Wherever the string "Distribution" appears in a line, extract that line.
>> Start
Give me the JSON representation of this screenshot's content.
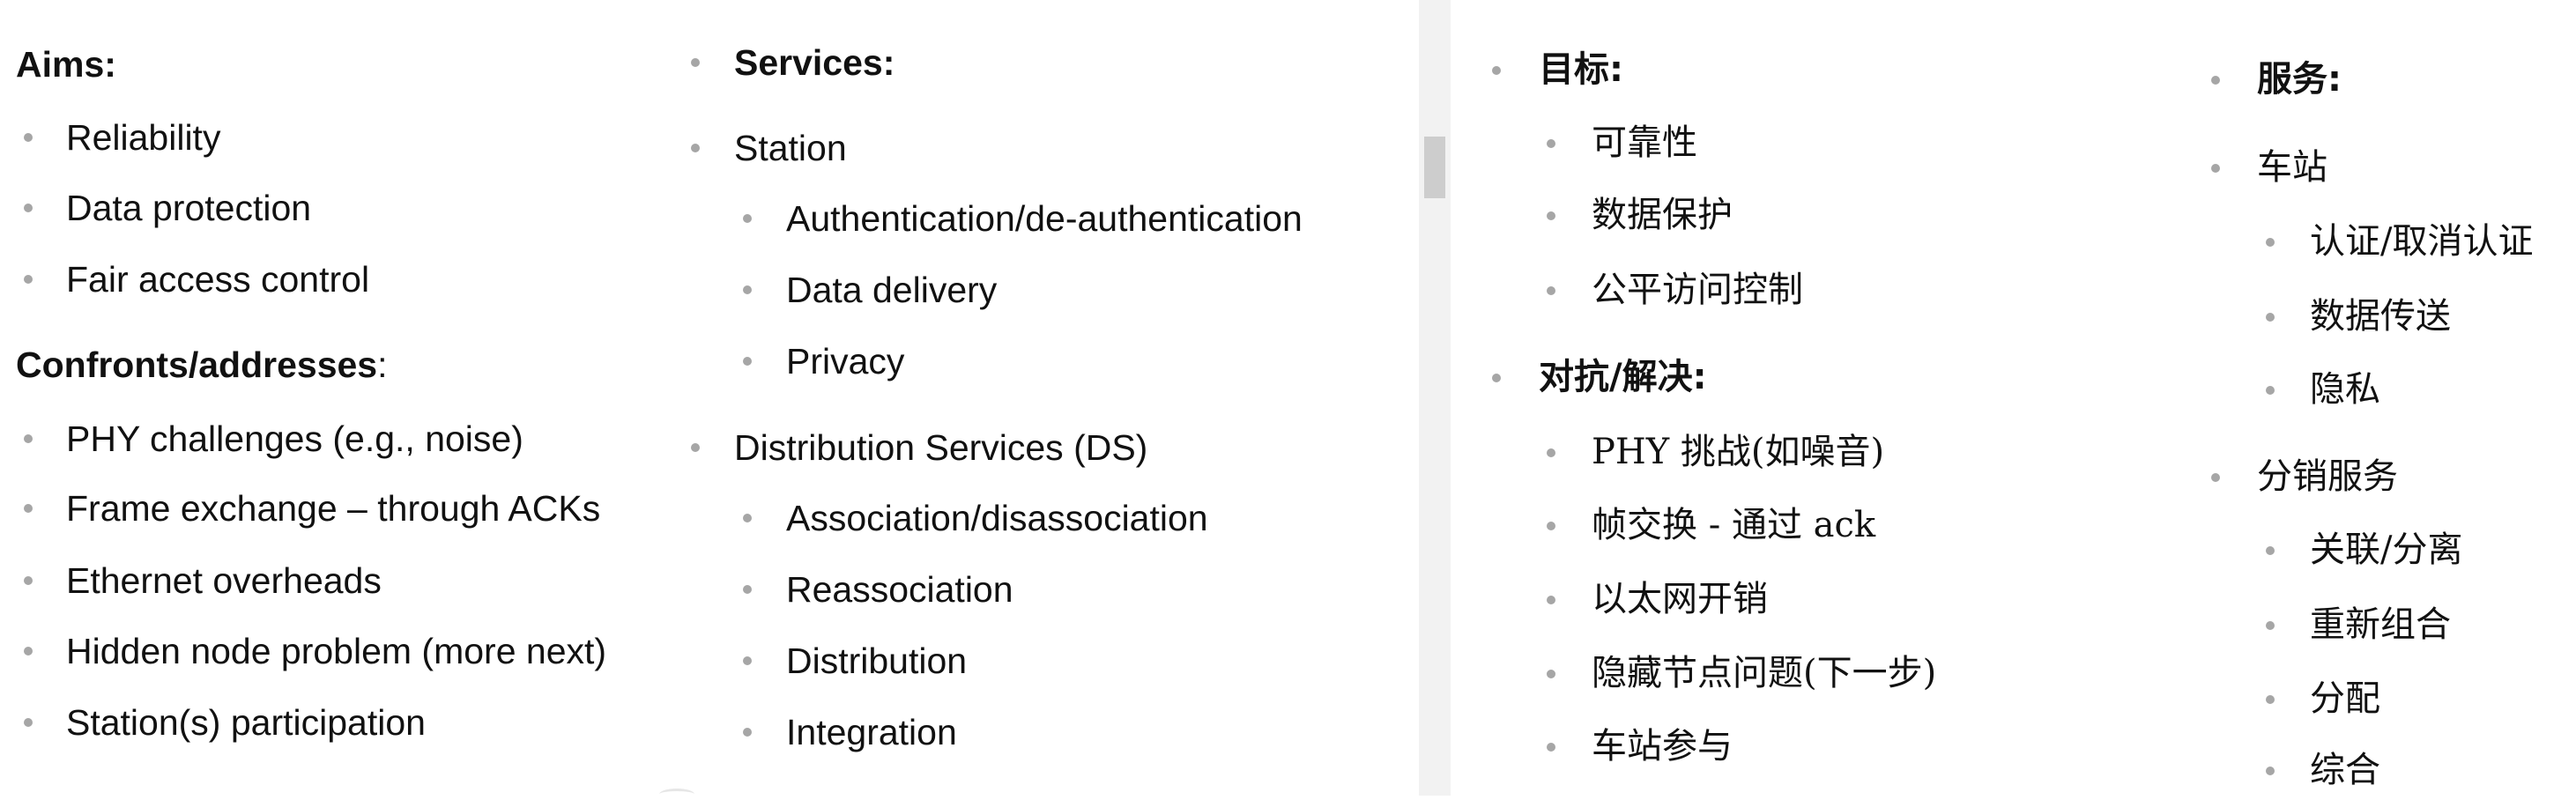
{
  "en": {
    "aims_heading": "Aims:",
    "aims": [
      "Reliability",
      "Data protection",
      "Fair access control"
    ],
    "confronts_heading": "Confronts/addresses",
    "confronts_colon": ":",
    "confronts": [
      "PHY challenges (e.g., noise)",
      "Frame exchange – through ACKs",
      "Ethernet overheads",
      "Hidden node problem (more next)",
      "Station(s) participation"
    ],
    "services_heading": "Services:",
    "station": "Station",
    "station_items": [
      "Authentication/de-authentication",
      "Data delivery",
      "Privacy"
    ],
    "ds": "Distribution Services (DS)",
    "ds_items": [
      "Association/disassociation",
      "Reassociation",
      "Distribution",
      "Integration"
    ]
  },
  "zh": {
    "aims_heading": "目标:",
    "aims": [
      "可靠性",
      "数据保护",
      "公平访问控制"
    ],
    "confronts_heading": "对抗/解决:",
    "confronts": [
      "PHY 挑战(如噪音)",
      "帧交换 - 通过 ack",
      "以太网开销",
      "隐藏节点问题(下一步)",
      "车站参与"
    ],
    "services_heading": "服务:",
    "station": "车站",
    "station_items": [
      "认证/取消认证",
      "数据传送",
      "隐私"
    ],
    "ds": "分销服务",
    "ds_items": [
      "关联/分离",
      "重新组合",
      "分配",
      "综合"
    ]
  }
}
>> End
Expected output:
    "ds": "Distribution Services (DS)",
      "Distribution",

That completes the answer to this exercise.